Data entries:
+ + +

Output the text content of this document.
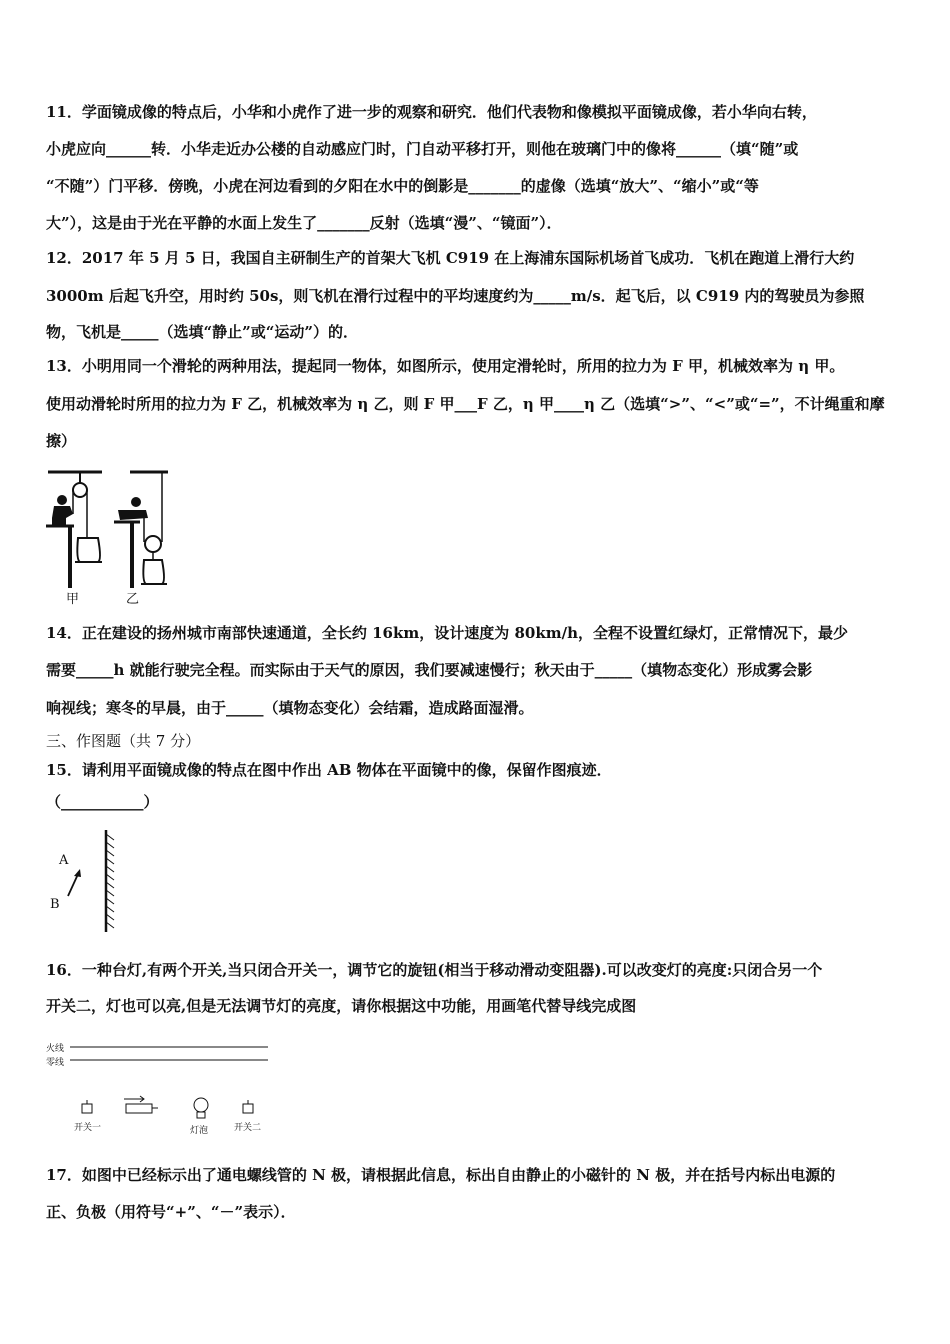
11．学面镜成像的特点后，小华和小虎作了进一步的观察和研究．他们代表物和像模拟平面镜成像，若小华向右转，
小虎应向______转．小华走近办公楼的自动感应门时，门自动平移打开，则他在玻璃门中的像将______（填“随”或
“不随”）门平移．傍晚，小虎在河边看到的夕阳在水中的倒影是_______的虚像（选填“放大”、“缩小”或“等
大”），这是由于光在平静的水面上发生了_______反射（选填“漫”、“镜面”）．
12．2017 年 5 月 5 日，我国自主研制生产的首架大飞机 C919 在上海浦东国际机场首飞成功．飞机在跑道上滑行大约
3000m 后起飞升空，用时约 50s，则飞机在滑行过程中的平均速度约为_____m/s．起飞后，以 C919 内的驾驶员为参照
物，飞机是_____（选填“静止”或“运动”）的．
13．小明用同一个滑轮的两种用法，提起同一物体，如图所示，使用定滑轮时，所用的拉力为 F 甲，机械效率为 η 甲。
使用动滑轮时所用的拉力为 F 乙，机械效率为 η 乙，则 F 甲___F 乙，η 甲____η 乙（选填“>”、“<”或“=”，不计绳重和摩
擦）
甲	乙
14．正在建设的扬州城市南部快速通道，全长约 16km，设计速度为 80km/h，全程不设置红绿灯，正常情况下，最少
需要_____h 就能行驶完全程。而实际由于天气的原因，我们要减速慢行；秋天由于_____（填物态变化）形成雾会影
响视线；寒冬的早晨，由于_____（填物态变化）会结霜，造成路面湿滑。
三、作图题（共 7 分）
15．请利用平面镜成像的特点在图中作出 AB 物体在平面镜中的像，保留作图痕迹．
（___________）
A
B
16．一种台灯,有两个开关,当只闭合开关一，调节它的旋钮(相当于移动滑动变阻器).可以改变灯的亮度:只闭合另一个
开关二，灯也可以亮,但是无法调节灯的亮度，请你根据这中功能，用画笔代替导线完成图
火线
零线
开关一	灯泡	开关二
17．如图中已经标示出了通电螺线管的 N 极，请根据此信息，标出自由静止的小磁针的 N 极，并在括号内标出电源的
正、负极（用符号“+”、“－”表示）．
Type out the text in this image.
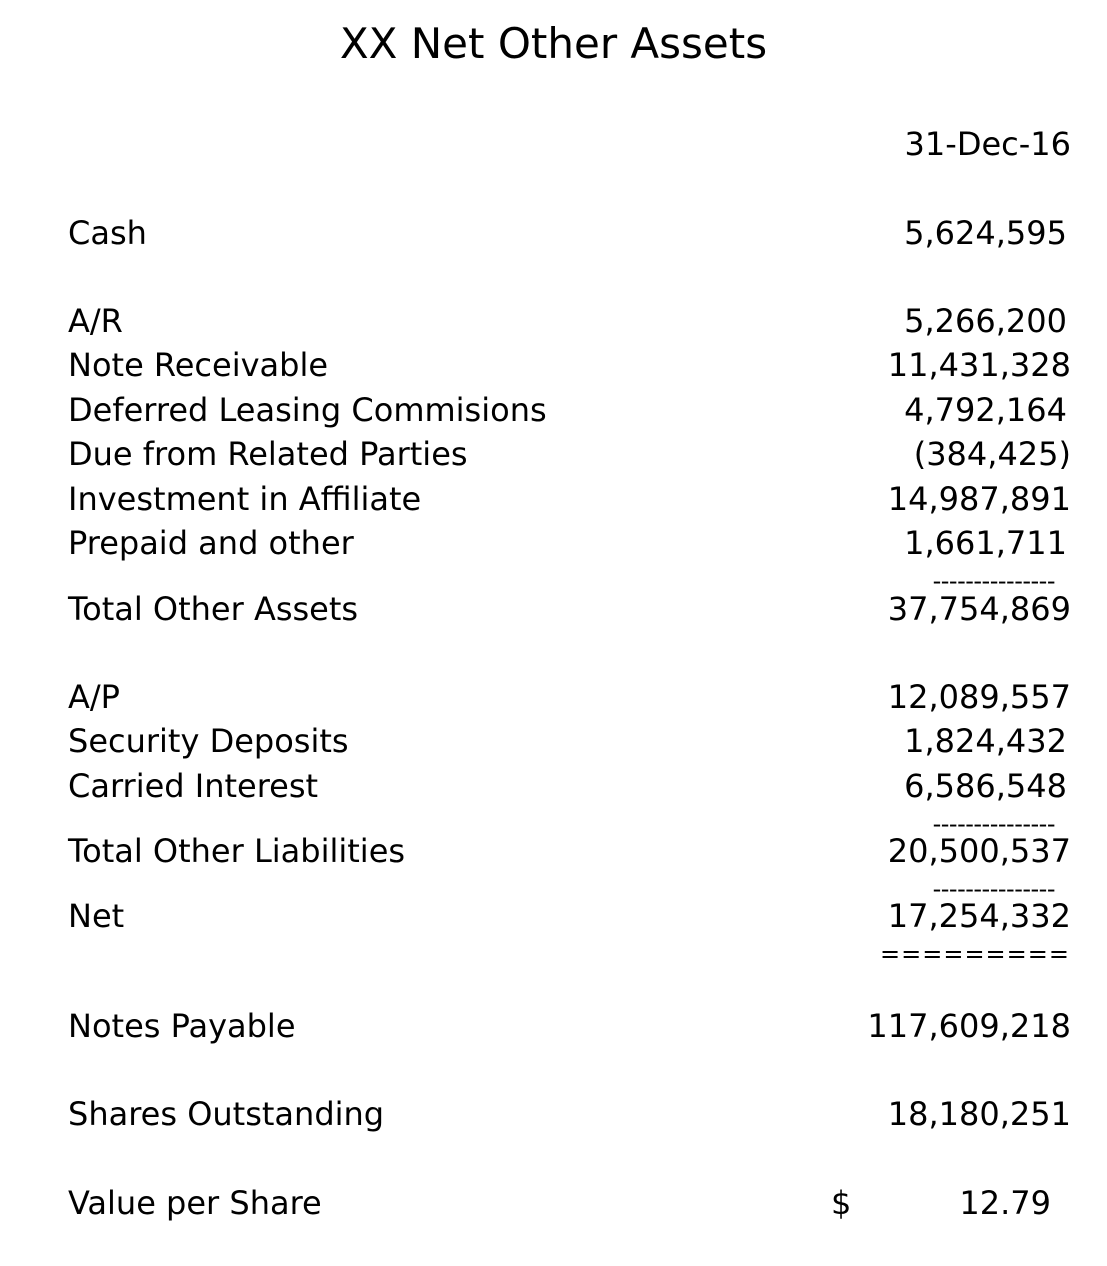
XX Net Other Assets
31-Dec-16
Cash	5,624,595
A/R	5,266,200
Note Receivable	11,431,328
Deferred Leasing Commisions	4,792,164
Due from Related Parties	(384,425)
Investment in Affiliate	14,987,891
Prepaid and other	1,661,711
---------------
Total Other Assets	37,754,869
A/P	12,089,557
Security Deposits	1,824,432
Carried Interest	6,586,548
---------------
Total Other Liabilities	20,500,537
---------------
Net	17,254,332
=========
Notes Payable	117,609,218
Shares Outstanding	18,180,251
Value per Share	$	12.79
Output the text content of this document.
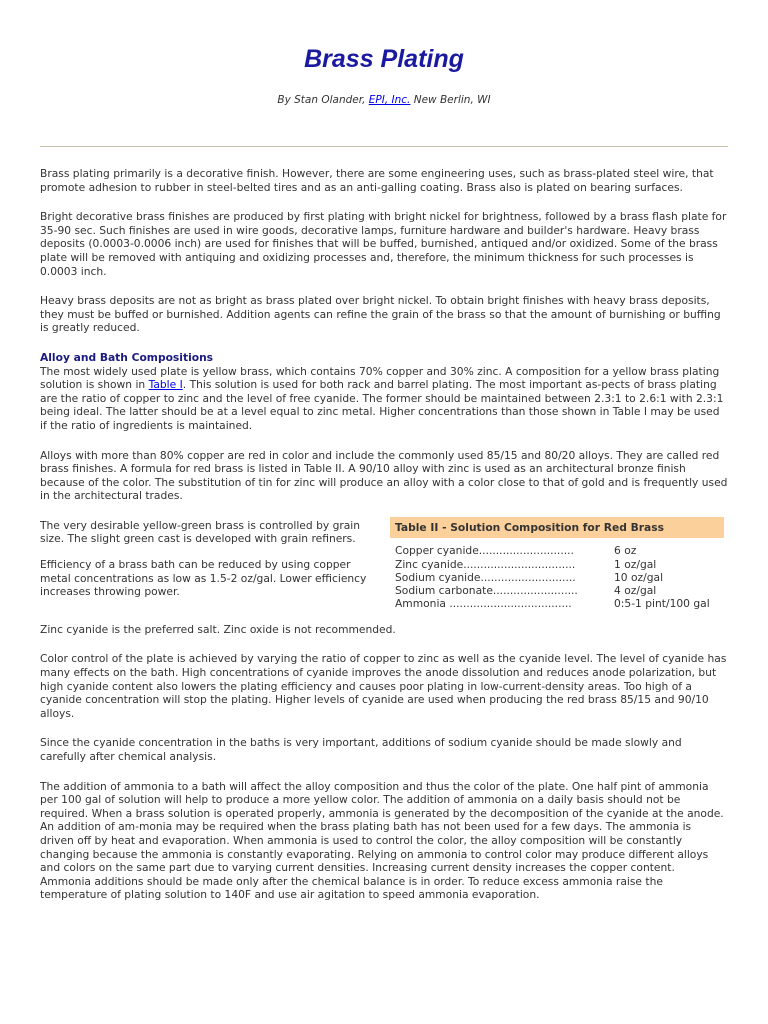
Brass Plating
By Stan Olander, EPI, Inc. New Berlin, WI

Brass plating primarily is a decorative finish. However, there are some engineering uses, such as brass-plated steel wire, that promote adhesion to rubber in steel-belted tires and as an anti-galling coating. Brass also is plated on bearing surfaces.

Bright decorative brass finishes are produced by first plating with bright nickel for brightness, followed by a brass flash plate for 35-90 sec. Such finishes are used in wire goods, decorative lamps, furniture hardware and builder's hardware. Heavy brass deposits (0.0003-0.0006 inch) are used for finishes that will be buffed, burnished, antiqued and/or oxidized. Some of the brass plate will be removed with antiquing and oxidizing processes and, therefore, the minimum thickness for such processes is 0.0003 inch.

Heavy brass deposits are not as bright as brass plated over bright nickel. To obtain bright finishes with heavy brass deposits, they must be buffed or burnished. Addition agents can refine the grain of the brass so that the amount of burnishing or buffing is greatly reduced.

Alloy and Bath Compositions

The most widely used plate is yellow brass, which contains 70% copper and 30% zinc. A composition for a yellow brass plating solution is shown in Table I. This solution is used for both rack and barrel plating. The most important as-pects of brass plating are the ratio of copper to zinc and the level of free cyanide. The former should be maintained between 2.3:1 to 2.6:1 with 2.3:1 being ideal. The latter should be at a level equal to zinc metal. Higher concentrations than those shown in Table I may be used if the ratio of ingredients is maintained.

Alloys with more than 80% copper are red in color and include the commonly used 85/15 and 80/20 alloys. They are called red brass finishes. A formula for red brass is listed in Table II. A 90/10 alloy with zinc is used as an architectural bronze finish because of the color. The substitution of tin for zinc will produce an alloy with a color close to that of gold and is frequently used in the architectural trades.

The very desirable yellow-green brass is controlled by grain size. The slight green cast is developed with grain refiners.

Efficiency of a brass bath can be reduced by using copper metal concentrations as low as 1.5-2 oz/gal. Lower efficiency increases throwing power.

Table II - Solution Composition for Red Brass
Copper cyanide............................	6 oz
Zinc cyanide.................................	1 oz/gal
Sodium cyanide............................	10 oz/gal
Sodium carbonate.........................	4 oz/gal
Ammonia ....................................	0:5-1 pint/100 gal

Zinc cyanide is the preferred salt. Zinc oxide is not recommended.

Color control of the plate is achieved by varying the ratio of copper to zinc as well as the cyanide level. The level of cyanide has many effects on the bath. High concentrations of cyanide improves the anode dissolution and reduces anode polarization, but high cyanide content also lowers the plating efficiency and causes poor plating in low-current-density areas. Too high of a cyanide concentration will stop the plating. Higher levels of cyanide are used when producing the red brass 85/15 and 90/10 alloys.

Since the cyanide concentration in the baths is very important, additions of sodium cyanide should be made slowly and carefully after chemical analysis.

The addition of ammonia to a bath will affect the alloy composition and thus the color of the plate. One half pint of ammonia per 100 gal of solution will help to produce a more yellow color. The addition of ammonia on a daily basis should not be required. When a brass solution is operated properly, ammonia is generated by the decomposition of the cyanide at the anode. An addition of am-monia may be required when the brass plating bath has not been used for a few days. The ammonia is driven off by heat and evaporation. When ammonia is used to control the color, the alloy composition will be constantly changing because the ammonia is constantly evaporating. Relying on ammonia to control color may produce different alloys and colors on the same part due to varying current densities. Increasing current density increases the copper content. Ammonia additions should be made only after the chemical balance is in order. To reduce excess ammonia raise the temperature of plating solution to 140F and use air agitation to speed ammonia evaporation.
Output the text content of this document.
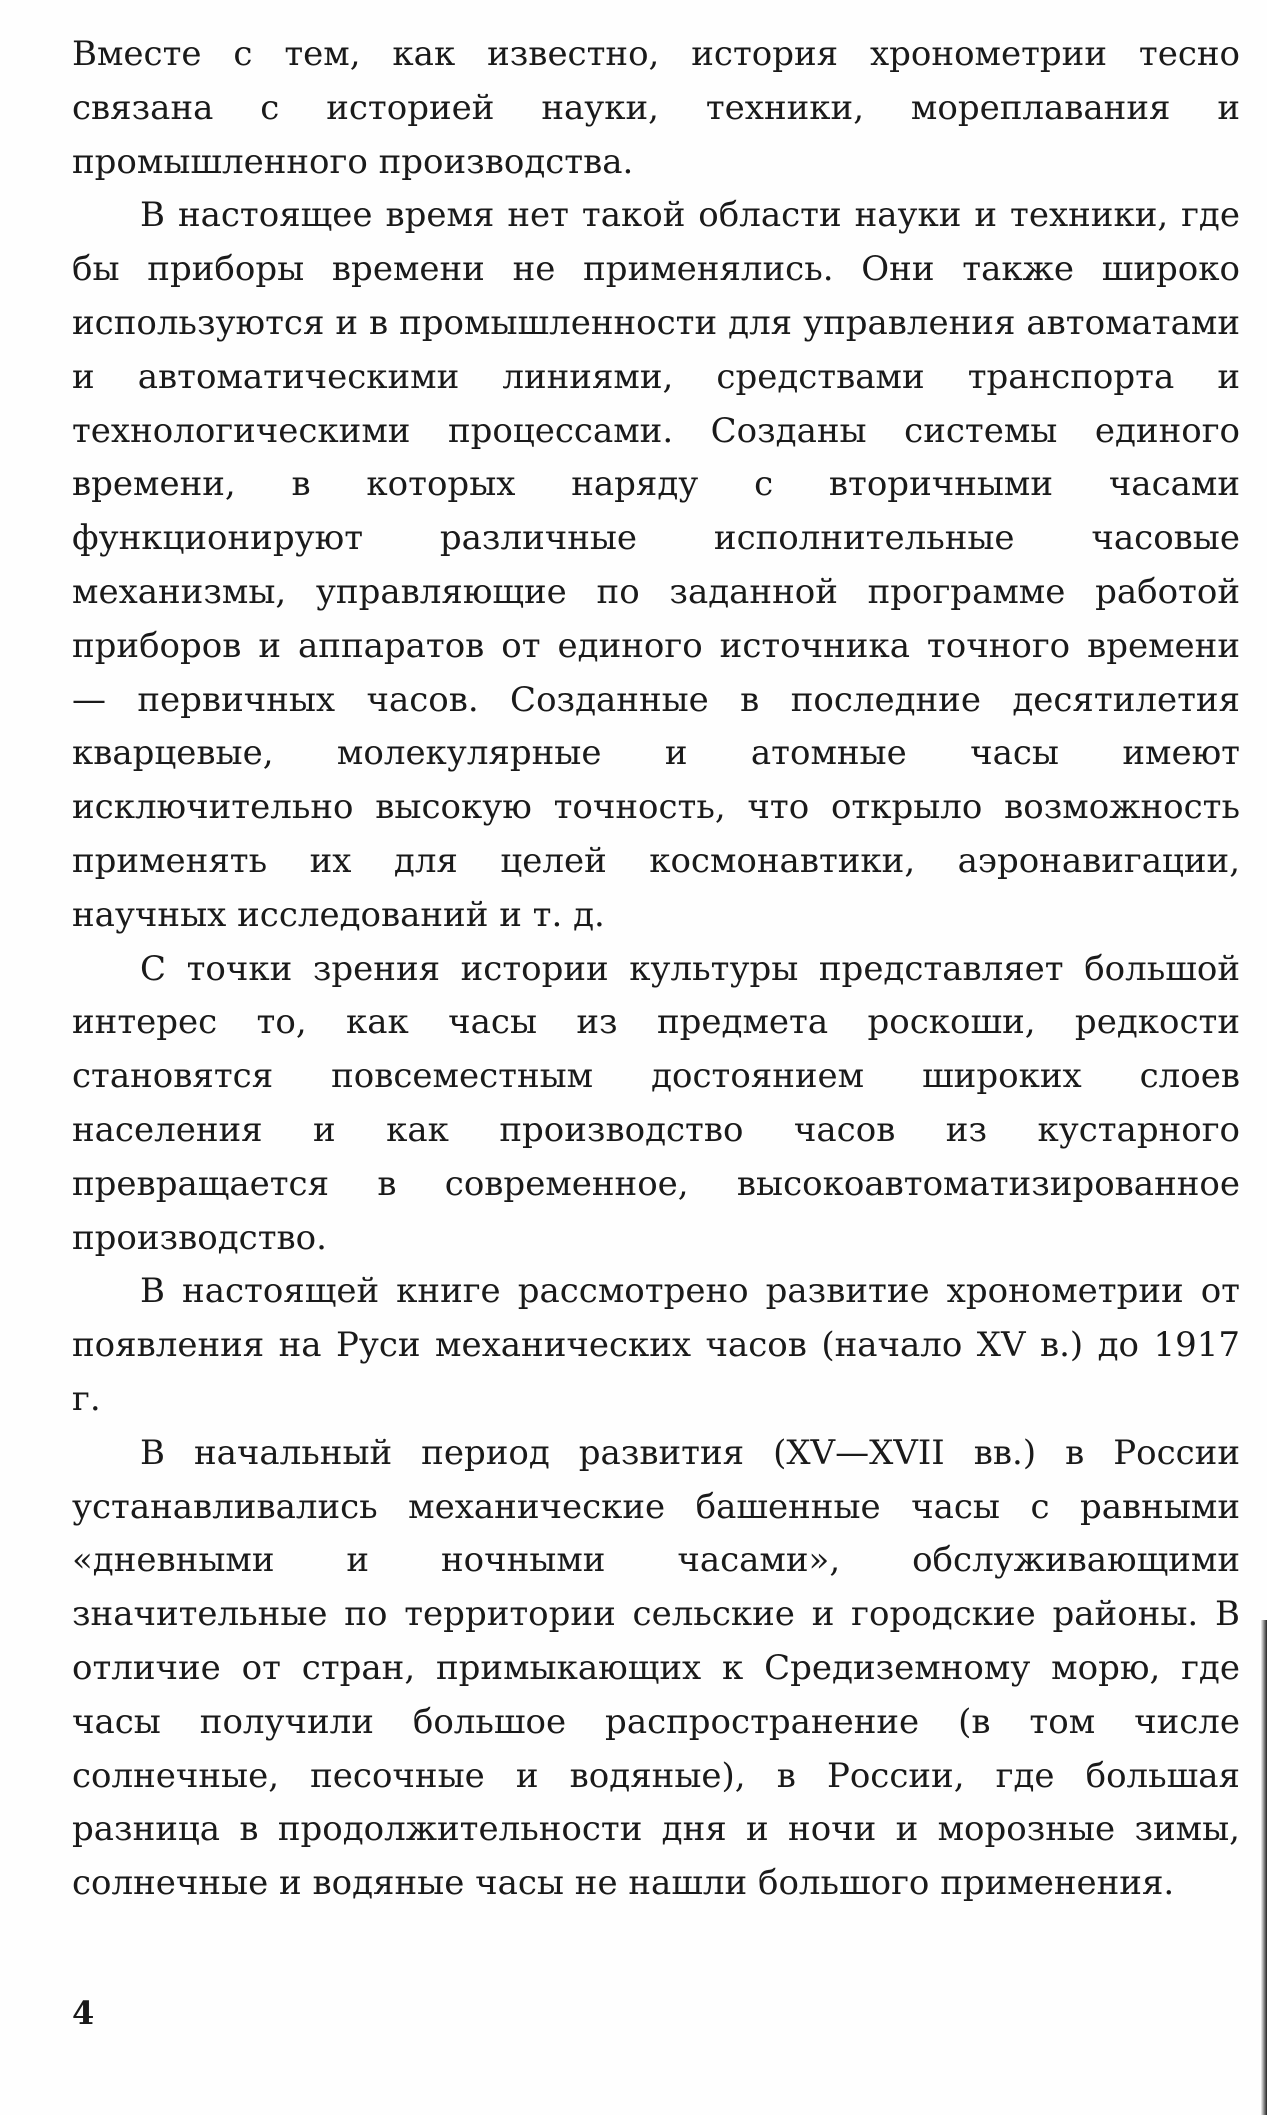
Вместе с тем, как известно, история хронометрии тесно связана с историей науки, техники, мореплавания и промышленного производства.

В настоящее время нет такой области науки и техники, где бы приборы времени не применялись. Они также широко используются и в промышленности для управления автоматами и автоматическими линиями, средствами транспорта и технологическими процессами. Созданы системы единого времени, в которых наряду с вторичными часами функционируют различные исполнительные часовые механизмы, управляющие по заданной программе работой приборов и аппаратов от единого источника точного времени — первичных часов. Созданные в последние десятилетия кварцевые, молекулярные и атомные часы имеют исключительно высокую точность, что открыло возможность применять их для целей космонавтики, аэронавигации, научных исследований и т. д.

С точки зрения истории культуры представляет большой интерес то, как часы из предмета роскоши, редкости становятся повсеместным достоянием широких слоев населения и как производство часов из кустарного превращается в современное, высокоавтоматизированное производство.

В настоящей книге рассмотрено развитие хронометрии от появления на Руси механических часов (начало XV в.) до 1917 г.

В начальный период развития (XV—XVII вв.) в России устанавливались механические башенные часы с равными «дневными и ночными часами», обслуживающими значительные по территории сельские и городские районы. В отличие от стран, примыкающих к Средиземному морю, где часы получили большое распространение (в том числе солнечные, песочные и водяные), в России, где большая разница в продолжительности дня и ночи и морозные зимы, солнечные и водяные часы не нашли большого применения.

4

+ + +

Gather all the lines that include the word "Assets" and copy them out.

XX Net Other Assets
Total Other Assets	37,754,869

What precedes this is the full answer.